(A run of records)
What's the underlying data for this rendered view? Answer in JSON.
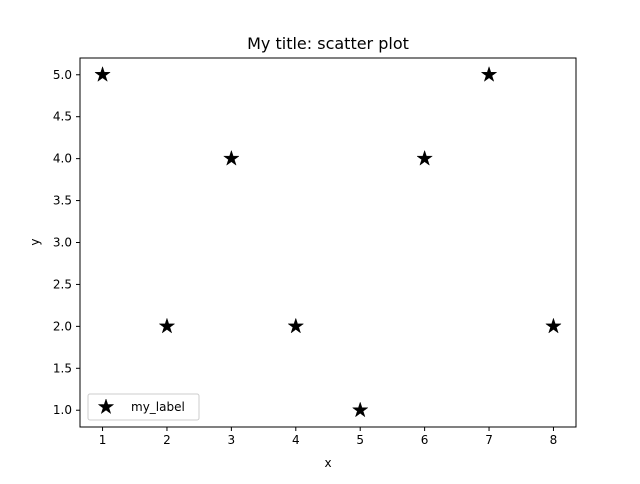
{
  "chart_data": {
    "type": "scatter",
    "title": "My title: scatter plot",
    "xlabel": "x",
    "ylabel": "y",
    "xlim": [
      0.65,
      8.35
    ],
    "ylim": [
      0.8,
      5.2
    ],
    "xticks": [
      1,
      2,
      3,
      4,
      5,
      6,
      7,
      8
    ],
    "yticks": [
      1.0,
      1.5,
      2.0,
      2.5,
      3.0,
      3.5,
      4.0,
      4.5,
      5.0
    ],
    "grid": false,
    "legend_position": "lower-left",
    "series": [
      {
        "name": "my_label",
        "marker": "star",
        "color": "#000000",
        "x": [
          1,
          2,
          3,
          4,
          5,
          6,
          7,
          8
        ],
        "y": [
          5,
          2,
          4,
          2,
          1,
          4,
          5,
          2
        ]
      }
    ]
  }
}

* Written problem: Collect the lines of the data that carry the word "scatter".

* Exercise response:
    "type": "scatter",
    "title": "My title: scatter plot",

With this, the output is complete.